>>>
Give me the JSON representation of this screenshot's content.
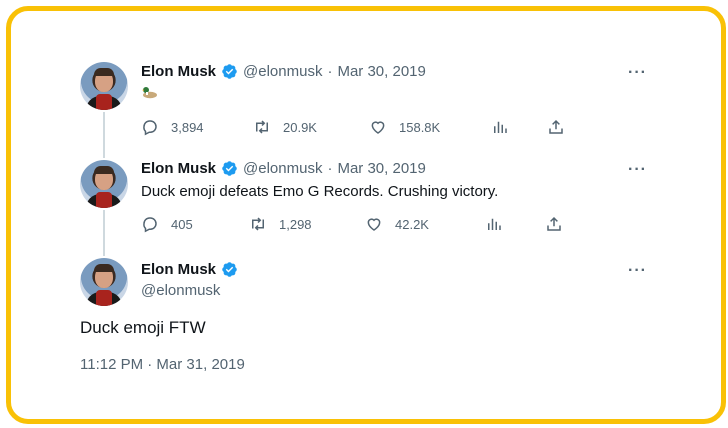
{
  "colors": {
    "frame": "#f9c106",
    "verified": "#1d9bf0",
    "text": "#0f1419",
    "muted": "#536471"
  },
  "tweets": [
    {
      "name": "Elon Musk",
      "handle": "@elonmusk",
      "separator": "·",
      "date": "Mar 30, 2019",
      "text_emoji": "duck-emoji",
      "replies": "3,894",
      "retweets": "20.9K",
      "likes": "158.8K"
    },
    {
      "name": "Elon Musk",
      "handle": "@elonmusk",
      "separator": "·",
      "date": "Mar 30, 2019",
      "text": "Duck emoji defeats Emo G Records. Crushing victory.",
      "replies": "405",
      "retweets": "1,298",
      "likes": "42.2K"
    }
  ],
  "main_tweet": {
    "name": "Elon Musk",
    "handle": "@elonmusk",
    "text": "Duck emoji FTW",
    "timestamp": "11:12 PM · Mar 31, 2019"
  },
  "more_label": "···"
}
<<<
What you have to do: Except for the pictures, reproduce every line exactly.

Result of this task:
Give me the JSON representation of this screenshot's content.
{
  "colors": {
    "frame": "#f9c106",
    "verified": "#1d9bf0",
    "text": "#0f1419",
    "muted": "#536471"
  },
  "tweets": [
    {
      "name": "Elon Musk",
      "handle": "@elonmusk",
      "separator": "·",
      "date": "Mar 30, 2019",
      "text_emoji": "duck-emoji",
      "replies": "3,894",
      "retweets": "20.9K",
      "likes": "158.8K"
    },
    {
      "name": "Elon Musk",
      "handle": "@elonmusk",
      "separator": "·",
      "date": "Mar 30, 2019",
      "text": "Duck emoji defeats Emo G Records. Crushing victory.",
      "replies": "405",
      "retweets": "1,298",
      "likes": "42.2K"
    }
  ],
  "main_tweet": {
    "name": "Elon Musk",
    "handle": "@elonmusk",
    "text": "Duck emoji FTW",
    "timestamp": "11:12 PM · Mar 31, 2019"
  },
  "more_label": "···"
}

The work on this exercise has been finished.